[Data listing]

_ _ _ _ _

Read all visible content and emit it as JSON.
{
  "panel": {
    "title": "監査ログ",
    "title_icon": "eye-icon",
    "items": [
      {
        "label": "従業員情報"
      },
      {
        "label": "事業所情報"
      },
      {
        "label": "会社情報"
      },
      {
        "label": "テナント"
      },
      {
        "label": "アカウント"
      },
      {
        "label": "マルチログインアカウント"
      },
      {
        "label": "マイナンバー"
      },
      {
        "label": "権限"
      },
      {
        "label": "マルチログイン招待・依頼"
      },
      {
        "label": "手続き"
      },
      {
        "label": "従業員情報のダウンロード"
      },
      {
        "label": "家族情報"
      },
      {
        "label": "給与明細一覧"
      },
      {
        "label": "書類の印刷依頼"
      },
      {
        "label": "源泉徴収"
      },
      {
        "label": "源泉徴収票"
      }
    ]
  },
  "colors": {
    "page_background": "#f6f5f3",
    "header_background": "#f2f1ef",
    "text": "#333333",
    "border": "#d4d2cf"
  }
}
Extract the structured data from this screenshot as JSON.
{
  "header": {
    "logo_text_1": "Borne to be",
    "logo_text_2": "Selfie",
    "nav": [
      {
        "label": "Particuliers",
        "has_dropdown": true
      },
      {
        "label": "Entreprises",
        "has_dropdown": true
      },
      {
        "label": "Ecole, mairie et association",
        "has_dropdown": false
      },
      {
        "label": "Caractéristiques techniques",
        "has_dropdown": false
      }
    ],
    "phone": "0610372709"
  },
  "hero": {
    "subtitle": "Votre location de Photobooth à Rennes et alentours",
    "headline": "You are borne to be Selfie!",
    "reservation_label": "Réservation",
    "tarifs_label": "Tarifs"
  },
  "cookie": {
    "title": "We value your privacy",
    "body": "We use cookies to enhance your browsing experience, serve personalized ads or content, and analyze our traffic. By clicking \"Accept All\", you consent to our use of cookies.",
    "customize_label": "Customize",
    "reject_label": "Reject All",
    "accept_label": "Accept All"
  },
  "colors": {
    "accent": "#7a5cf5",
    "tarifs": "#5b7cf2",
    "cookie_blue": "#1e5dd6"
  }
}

_ _ _ _ _

### Job:
Copy each entry exactly, with nothing added or dropped.

### Task solution:
Read all visible content and emit it as JSON.
{
  "panel": {
    "title": "監査ログ",
    "title_icon": "eye-icon",
    "items": [
      {
        "label": "従業員情報"
      },
      {
        "label": "事業所情報"
      },
      {
        "label": "会社情報"
      },
      {
        "label": "テナント"
      },
      {
        "label": "アカウント"
      },
      {
        "label": "マルチログインアカウント"
      },
      {
        "label": "マイナンバー"
      },
      {
        "label": "権限"
      },
      {
        "label": "マルチログイン招待・依頼"
      },
      {
        "label": "手続き"
      },
      {
        "label": "従業員情報のダウンロード"
      },
      {
        "label": "家族情報"
      },
      {
        "label": "給与明細一覧"
      },
      {
        "label": "書類の印刷依頼"
      },
      {
        "label": "源泉徴収"
      },
      {
        "label": "源泉徴収票"
      }
    ]
  },
  "colors": {
    "page_background": "#f6f5f3",
    "header_background": "#f2f1ef",
    "text": "#333333",
    "border": "#d4d2cf"
  }
}
Extract the structured data from this screenshot as JSON.
{
  "header": {
    "logo_text_1": "Borne to be",
    "logo_text_2": "Selfie",
    "nav": [
      {
        "label": "Particuliers",
        "has_dropdown": true
      },
      {
        "label": "Entreprises",
        "has_dropdown": true
      },
      {
        "label": "Ecole, mairie et association",
        "has_dropdown": false
      },
      {
        "label": "Caractéristiques techniques",
        "has_dropdown": false
      }
    ],
    "phone": "0610372709"
  },
  "hero": {
    "subtitle": "Votre location de Photobooth à Rennes et alentours",
    "headline": "You are borne to be Selfie!",
    "reservation_label": "Réservation",
    "tarifs_label": "Tarifs"
  },
  "cookie": {
    "title": "We value your privacy",
    "body": "We use cookies to enhance your browsing experience, serve personalized ads or content, and analyze our traffic. By clicking \"Accept All\", you consent to our use of cookies.",
    "customize_label": "Customize",
    "reject_label": "Reject All",
    "accept_label": "Accept All"
  },
  "colors": {
    "accent": "#7a5cf5",
    "tarifs": "#5b7cf2",
    "cookie_blue": "#1e5dd6"
  }
}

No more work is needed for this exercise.